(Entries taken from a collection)
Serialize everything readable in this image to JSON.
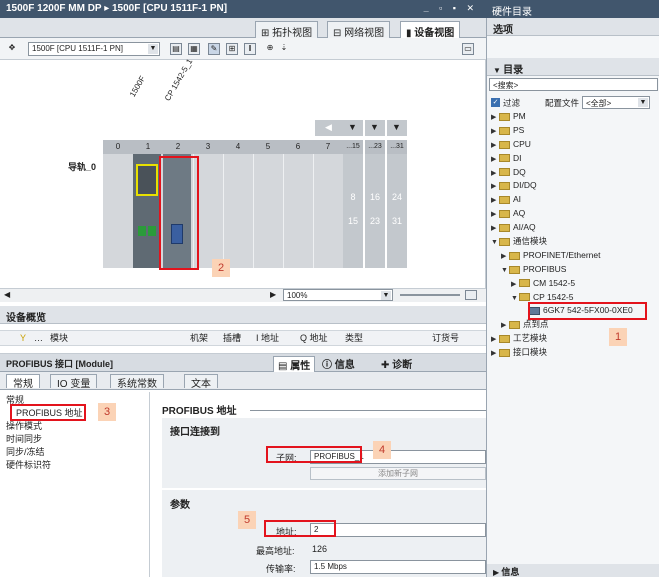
{
  "window": {
    "title": "1500F 1200F MM DP ▸ 1500F [CPU 1511F-1 PN]",
    "controls": "_ ▫ ▪ ✕"
  },
  "view_tabs": {
    "topology": "拓扑视图",
    "network": "网络视图",
    "device": "设备视图"
  },
  "toolbar": {
    "device_select": "1500F [CPU 1511F-1 PN]"
  },
  "rack": {
    "device_label_1": "1500F",
    "device_label_2": "CP 1542-5_1",
    "rail_label": "导轨_0",
    "slots": [
      "0",
      "1",
      "2",
      "3",
      "4",
      "5",
      "6",
      "7"
    ],
    "ext_slots": [
      "...15",
      "...23",
      "...31"
    ],
    "ext_top": [
      "8",
      "16",
      "24"
    ],
    "ext_bottom": [
      "15",
      "23",
      "31"
    ]
  },
  "zoom": {
    "value": "100%"
  },
  "device_overview": {
    "title": "设备概览",
    "columns": [
      "模块",
      "机架",
      "插槽",
      "I 地址",
      "Q 地址",
      "类型",
      "订货号"
    ]
  },
  "properties": {
    "header": "PROFIBUS 接口 [Module]",
    "tabs": {
      "props": "属性",
      "info": "信息",
      "diag": "诊断"
    },
    "subtabs": [
      "常规",
      "IO 变量",
      "系统常数",
      "文本"
    ],
    "nav": [
      "常规",
      "PROFIBUS 地址",
      "操作模式",
      "时间同步",
      "同步/冻结",
      "硬件标识符"
    ],
    "section_title": "PROFIBUS 地址",
    "interface_group": "接口连接到",
    "subnet_label": "子网:",
    "subnet_value": "PROFIBUS_1",
    "add_subnet_button": "添加新子网",
    "params_group": "参数",
    "address_label": "地址:",
    "address_value": "2",
    "highest_label": "最高地址:",
    "highest_value": "126",
    "rate_label": "传输率:",
    "rate_value": "1.5 Mbps"
  },
  "catalog": {
    "title": "硬件目录",
    "options": "选项",
    "catalog_header": "目录",
    "search_placeholder": "<搜索>",
    "filter_label": "过滤",
    "profile_label": "配置文件",
    "profile_value": "<全部>",
    "tree": [
      {
        "label": "PM",
        "level": 0,
        "open": false
      },
      {
        "label": "PS",
        "level": 0,
        "open": false
      },
      {
        "label": "CPU",
        "level": 0,
        "open": false
      },
      {
        "label": "DI",
        "level": 0,
        "open": false
      },
      {
        "label": "DQ",
        "level": 0,
        "open": false
      },
      {
        "label": "DI/DQ",
        "level": 0,
        "open": false
      },
      {
        "label": "AI",
        "level": 0,
        "open": false
      },
      {
        "label": "AQ",
        "level": 0,
        "open": false
      },
      {
        "label": "AI/AQ",
        "level": 0,
        "open": false
      },
      {
        "label": "通信模块",
        "level": 0,
        "open": true
      },
      {
        "label": "PROFINET/Ethernet",
        "level": 1,
        "open": false
      },
      {
        "label": "PROFIBUS",
        "level": 1,
        "open": true
      },
      {
        "label": "CM 1542-5",
        "level": 2,
        "open": false
      },
      {
        "label": "CP 1542-5",
        "level": 2,
        "open": true
      },
      {
        "label": "6GK7 542-5FX00-0XE0",
        "level": 3,
        "open": false
      },
      {
        "label": "点到点",
        "level": 1,
        "open": false
      },
      {
        "label": "工艺模块",
        "level": 0,
        "open": false
      },
      {
        "label": "接口模块",
        "level": 0,
        "open": false
      }
    ],
    "info_label": "信息"
  },
  "callouts": [
    "1",
    "2",
    "3",
    "4",
    "5"
  ],
  "colors": {
    "titlebar": "#41566d",
    "highlight": "#e3131c",
    "callout_bg": "#fbd3b6"
  }
}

§ **PROBLEM**
Could you repeat all of the material exactly? Pictures should not be copied.

§ **EXERCISE RESPONSE**
Serialize everything readable in this image to JSON.
{
  "window": {
    "title": "1500F 1200F MM DP ▸ 1500F [CPU 1511F-1 PN]",
    "controls": "_ ▫ ▪ ✕"
  },
  "view_tabs": {
    "topology": "拓扑视图",
    "network": "网络视图",
    "device": "设备视图"
  },
  "toolbar": {
    "device_select": "1500F [CPU 1511F-1 PN]"
  },
  "rack": {
    "device_label_1": "1500F",
    "device_label_2": "CP 1542-5_1",
    "rail_label": "导轨_0",
    "slots": [
      "0",
      "1",
      "2",
      "3",
      "4",
      "5",
      "6",
      "7"
    ],
    "ext_slots": [
      "...15",
      "...23",
      "...31"
    ],
    "ext_top": [
      "8",
      "16",
      "24"
    ],
    "ext_bottom": [
      "15",
      "23",
      "31"
    ]
  },
  "zoom": {
    "value": "100%"
  },
  "device_overview": {
    "title": "设备概览",
    "columns": [
      "模块",
      "机架",
      "插槽",
      "I 地址",
      "Q 地址",
      "类型",
      "订货号"
    ]
  },
  "properties": {
    "header": "PROFIBUS 接口 [Module]",
    "tabs": {
      "props": "属性",
      "info": "信息",
      "diag": "诊断"
    },
    "subtabs": [
      "常规",
      "IO 变量",
      "系统常数",
      "文本"
    ],
    "nav": [
      "常规",
      "PROFIBUS 地址",
      "操作模式",
      "时间同步",
      "同步/冻结",
      "硬件标识符"
    ],
    "section_title": "PROFIBUS 地址",
    "interface_group": "接口连接到",
    "subnet_label": "子网:",
    "subnet_value": "PROFIBUS_1",
    "add_subnet_button": "添加新子网",
    "params_group": "参数",
    "address_label": "地址:",
    "address_value": "2",
    "highest_label": "最高地址:",
    "highest_value": "126",
    "rate_label": "传输率:",
    "rate_value": "1.5 Mbps"
  },
  "catalog": {
    "title": "硬件目录",
    "options": "选项",
    "catalog_header": "目录",
    "search_placeholder": "<搜索>",
    "filter_label": "过滤",
    "profile_label": "配置文件",
    "profile_value": "<全部>",
    "tree": [
      {
        "label": "PM",
        "level": 0,
        "open": false
      },
      {
        "label": "PS",
        "level": 0,
        "open": false
      },
      {
        "label": "CPU",
        "level": 0,
        "open": false
      },
      {
        "label": "DI",
        "level": 0,
        "open": false
      },
      {
        "label": "DQ",
        "level": 0,
        "open": false
      },
      {
        "label": "DI/DQ",
        "level": 0,
        "open": false
      },
      {
        "label": "AI",
        "level": 0,
        "open": false
      },
      {
        "label": "AQ",
        "level": 0,
        "open": false
      },
      {
        "label": "AI/AQ",
        "level": 0,
        "open": false
      },
      {
        "label": "通信模块",
        "level": 0,
        "open": true
      },
      {
        "label": "PROFINET/Ethernet",
        "level": 1,
        "open": false
      },
      {
        "label": "PROFIBUS",
        "level": 1,
        "open": true
      },
      {
        "label": "CM 1542-5",
        "level": 2,
        "open": false
      },
      {
        "label": "CP 1542-5",
        "level": 2,
        "open": true
      },
      {
        "label": "6GK7 542-5FX00-0XE0",
        "level": 3,
        "open": false
      },
      {
        "label": "点到点",
        "level": 1,
        "open": false
      },
      {
        "label": "工艺模块",
        "level": 0,
        "open": false
      },
      {
        "label": "接口模块",
        "level": 0,
        "open": false
      }
    ],
    "info_label": "信息"
  },
  "callouts": [
    "1",
    "2",
    "3",
    "4",
    "5"
  ],
  "colors": {
    "titlebar": "#41566d",
    "highlight": "#e3131c",
    "callout_bg": "#fbd3b6"
  }
}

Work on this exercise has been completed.